Request — Print all of the data exactly.

Data provided —
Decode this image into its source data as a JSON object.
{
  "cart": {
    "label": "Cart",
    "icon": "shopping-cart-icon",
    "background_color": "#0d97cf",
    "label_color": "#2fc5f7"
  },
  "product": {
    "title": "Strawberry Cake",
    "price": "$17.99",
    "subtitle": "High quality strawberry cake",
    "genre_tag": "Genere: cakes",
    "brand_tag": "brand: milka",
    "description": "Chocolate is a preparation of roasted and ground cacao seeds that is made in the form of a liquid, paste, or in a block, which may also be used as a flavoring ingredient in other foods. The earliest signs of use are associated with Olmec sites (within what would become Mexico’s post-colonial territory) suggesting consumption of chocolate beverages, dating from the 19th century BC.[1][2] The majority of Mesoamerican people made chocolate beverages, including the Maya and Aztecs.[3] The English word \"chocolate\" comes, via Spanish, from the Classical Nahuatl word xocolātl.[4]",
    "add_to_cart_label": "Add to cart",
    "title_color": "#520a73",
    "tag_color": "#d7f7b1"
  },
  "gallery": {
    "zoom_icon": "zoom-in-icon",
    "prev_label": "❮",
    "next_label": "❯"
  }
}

Task output —
Decode this image into its source data as a JSON object.
{
  "cart": {
    "label": "Cart",
    "icon": "shopping-cart-icon",
    "background_color": "#0d97cf",
    "label_color": "#2fc5f7"
  },
  "product": {
    "title": "Strawberry Cake",
    "price": "$17.99",
    "subtitle": "High quality strawberry cake",
    "genre_tag": "Genere: cakes",
    "brand_tag": "brand: milka",
    "description": "Chocolate is a preparation of roasted and ground cacao seeds that is made in the form of a liquid, paste, or in a block, which may also be used as a flavoring ingredient in other foods. The earliest signs of use are associated with Olmec sites (within what would become Mexico’s post-colonial territory) suggesting consumption of chocolate beverages, dating from the 19th century BC.[1][2] The majority of Mesoamerican people made chocolate beverages, including the Maya and Aztecs.[3] The English word \"chocolate\" comes, via Spanish, from the Classical Nahuatl word xocolātl.[4]",
    "add_to_cart_label": "Add to cart",
    "title_color": "#520a73",
    "tag_color": "#d7f7b1"
  },
  "gallery": {
    "zoom_icon": "zoom-in-icon",
    "prev_label": "❮",
    "next_label": "❯"
  }
}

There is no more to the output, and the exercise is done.